=== What is expected ===
Retyping should cover only the lines from the one containing "Type out the text in this image." through the final line of the records, with pictures omitted.

::::

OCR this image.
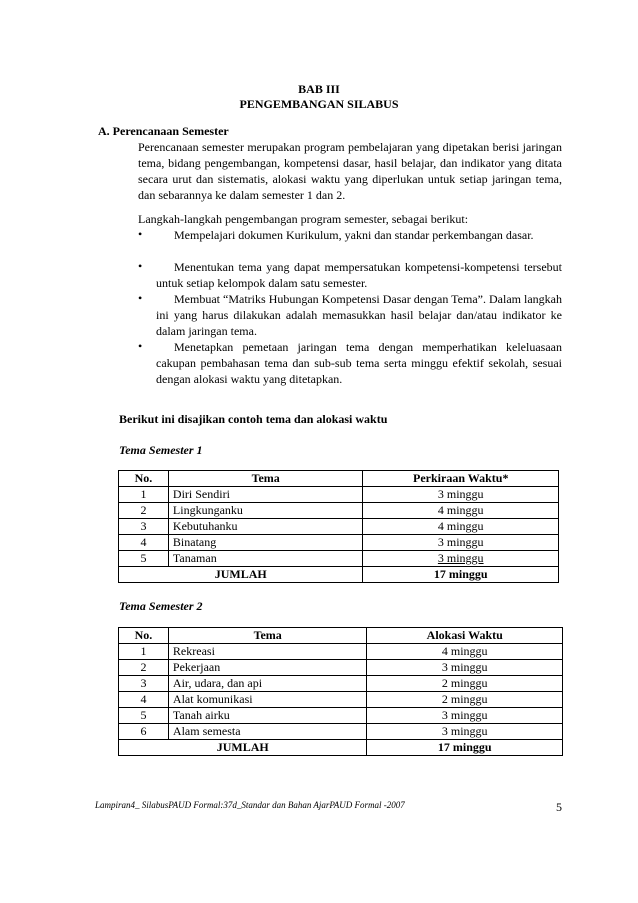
BAB III
PENGEMBANGAN SILABUS
A. Perencanaan Semester
Perencanaan semester merupakan program pembelajaran yang dipetakan berisi jaringan tema, bidang pengembangan, kompetensi dasar, hasil belajar, dan indikator yang ditata secara urut dan sistematis, alokasi waktu yang diperlukan untuk setiap jaringan tema, dan sebarannya ke dalam semester 1 dan 2.
Langkah-langkah pengembangan program semester, sebagai berikut:
•	Mempelajari dokumen Kurikulum, yakni dan standar perkembangan dasar.
•	Menentukan tema yang dapat mempersatukan kompetensi-kompetensi tersebut untuk setiap kelompok dalam satu semester.
•	Membuat “Matriks Hubungan Kompetensi Dasar dengan Tema”. Dalam langkah ini yang harus dilakukan adalah memasukkan hasil belajar dan/atau indikator ke dalam jaringan tema.
•	Menetapkan pemetaan jaringan tema dengan memperhatikan keleluasaan cakupan pembahasan tema dan sub-sub tema serta minggu efektif sekolah, sesuai dengan alokasi waktu yang ditetapkan.
Berikut ini disajikan contoh tema dan alokasi waktu
Tema Semester 1
No.	Tema	Perkiraan Waktu*
1	Diri Sendiri	3 minggu
2	Lingkunganku	4 minggu
3	Kebutuhanku	4 minggu
4	Binatang	3 minggu
5	Tanaman	3 minggu
JUMLAH		17 minggu
Tema Semester 2
No.	Tema	Alokasi Waktu
1	Rekreasi	4 minggu
2	Pekerjaan	3 minggu
3	Air, udara, dan api	2 minggu
4	Alat komunikasi	2 minggu
5	Tanah airku	3 minggu
6	Alam semesta	3 minggu
JUMLAH		17 minggu
Lampiran4_ SilabusPAUD Formal:37d_Standar dan Bahan AjarPAUD Formal -2007	5
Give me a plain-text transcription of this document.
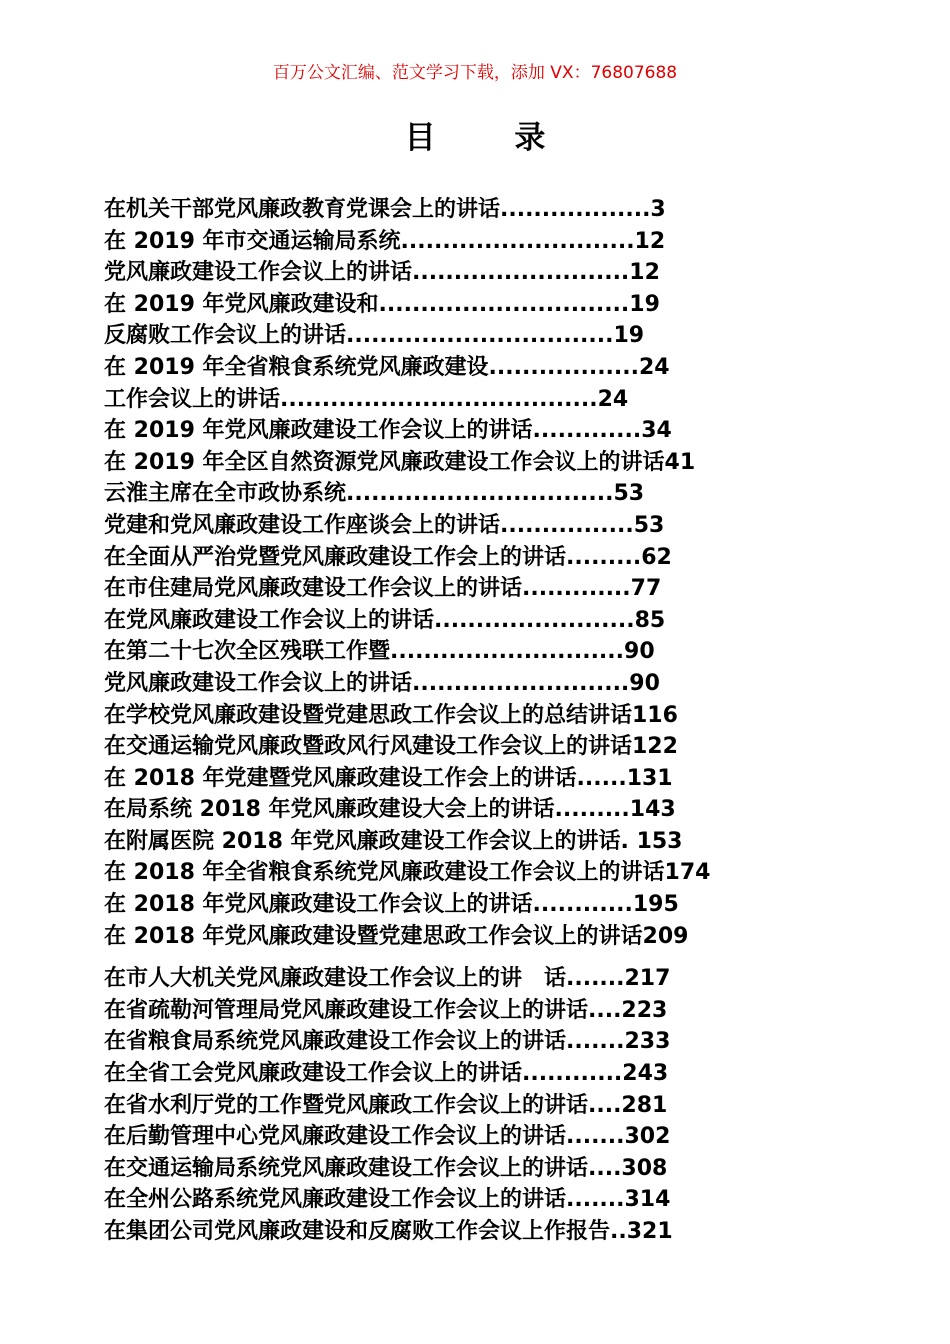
百万公文汇编、范文学习下载，添加 VX：76807688
目 录
在机关干部党风廉政教育党课会上的讲话..................3
在 2019 年市交通运输局系统............................12
党风廉政建设工作会议上的讲话..........................12
在 2019 年党风廉政建设和..............................19
反腐败工作会议上的讲话................................19
在 2019 年全省粮食系统党风廉政建设..................24
工作会议上的讲话......................................24
在 2019 年党风廉政建设工作会议上的讲话.............34
在 2019 年全区自然资源党风廉政建设工作会议上的讲话41
云淮主席在全市政协系统................................53
党建和党风廉政建设工作座谈会上的讲话................53
在全面从严治党暨党风廉政建设工作会上的讲话.........62
在市住建局党风廉政建设工作会议上的讲话.............77
在党风廉政建设工作会议上的讲话........................85
在第二十七次全区残联工作暨............................90
党风廉政建设工作会议上的讲话..........................90
在学校党风廉政建设暨党建思政工作会议上的总结讲话116
在交通运输党风廉政暨政风行风建设工作会议上的讲话122
在 2018 年党建暨党风廉政建设工作会上的讲话......131
在局系统 2018 年党风廉政建设大会上的讲话.........143
在附属医院 2018 年党风廉政建设工作会议上的讲话. 153
在 2018 年全省粮食系统党风廉政建设工作会议上的讲话174
在 2018 年党风廉政建设工作会议上的讲话............195
在 2018 年党风廉政建设暨党建思政工作会议上的讲话209
在市人大机关党风廉政建设工作会议上的讲　话.......217
在省疏勒河管理局党风廉政建设工作会议上的讲话....223
在省粮食局系统党风廉政建设工作会议上的讲话.......233
在全省工会党风廉政建设工作会议上的讲话............243
在省水利厅党的工作暨党风廉政工作会议上的讲话....281
在后勤管理中心党风廉政建设工作会议上的讲话.......302
在交通运输局系统党风廉政建设工作会议上的讲话....308
在全州公路系统党风廉政建设工作会议上的讲话.......314
在集团公司党风廉政建设和反腐败工作会议上作报告..321
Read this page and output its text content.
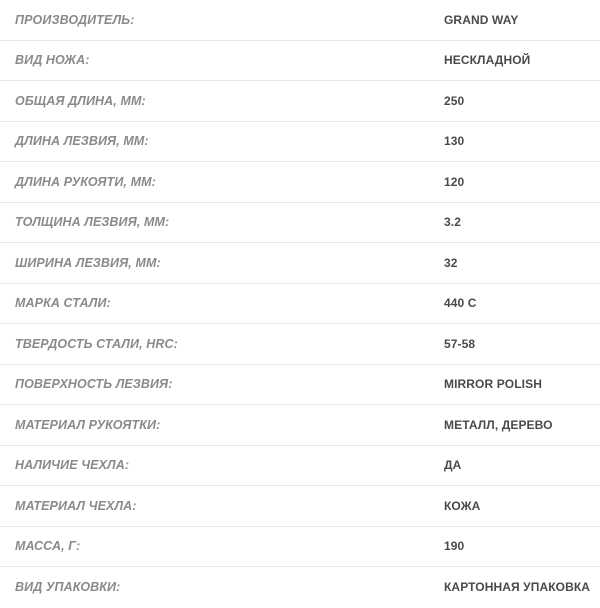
ПРОИЗВОДИТЕЛЬ:	GRAND WAY
ВИД НОЖА:	НЕСКЛАДНОЙ
ОБЩАЯ ДЛИНА, ММ:	250
ДЛИНА ЛЕЗВИЯ, ММ:	130
ДЛИНА РУКОЯТИ, ММ:	120
ТОЛЩИНА ЛЕЗВИЯ, ММ:	3.2
ШИРИНА ЛЕЗВИЯ, ММ:	32
МАРКА СТАЛИ:	440 C
ТВЕРДОСТЬ СТАЛИ, HRC:	57-58
ПОВЕРХНОСТЬ ЛЕЗВИЯ:	MIRROR POLISH
МАТЕРИАЛ РУКОЯТКИ:	МЕТАЛЛ, ДЕРЕВО
НАЛИЧИЕ ЧЕХЛА:	ДА
МАТЕРИАЛ ЧЕХЛА:	КОЖА
МАССА, Г:	190
ВИД УПАКОВКИ:	КАРТОННАЯ УПАКОВКА
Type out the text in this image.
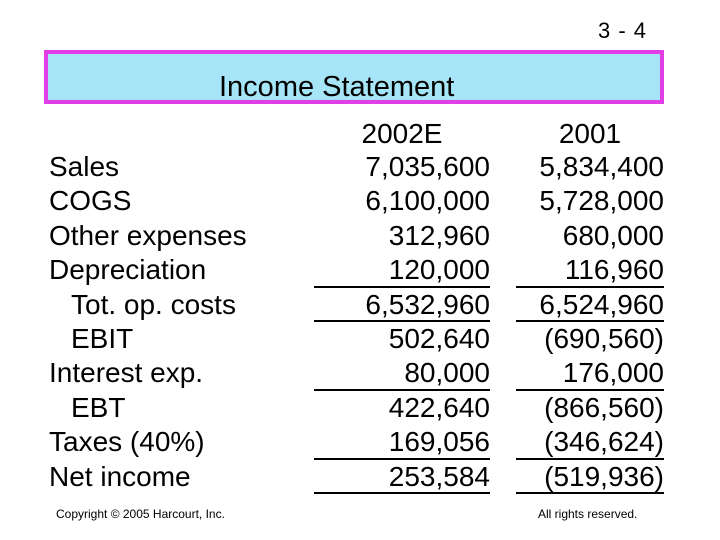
3 - 4
Income Statement
2002E	2001
Sales
COGS
Other expenses
Depreciation
Tot. op. costs
EBIT
Interest exp.
EBT
Taxes (40%)
Net income
7,035,600
6,100,000
312,960
120,000
6,532,960
502,640
80,000
422,640
169,056
253,584
5,834,400
5,728,000
680,000
116,960
6,524,960
(690,560)
176,000
(866,560)
(346,624)
(519,936)
Copyright © 2005 Harcourt, Inc.	All rights reserved.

::::

=== Written response ===
Type out the text in this image.
3 - 4
Income Statement
2002E	2001
Sales
COGS
Other expenses
Depreciation
Tot. op. costs
EBIT
Interest exp.
EBT
Taxes (40%)
Net income
7,035,600
6,100,000
312,960
120,000
6,532,960
502,640
80,000
422,640
169,056
253,584
5,834,400
5,728,000
680,000
116,960
6,524,960
(690,560)
176,000
(866,560)
(346,624)
(519,936)
Copyright © 2005 Harcourt, Inc.	All rights reserved.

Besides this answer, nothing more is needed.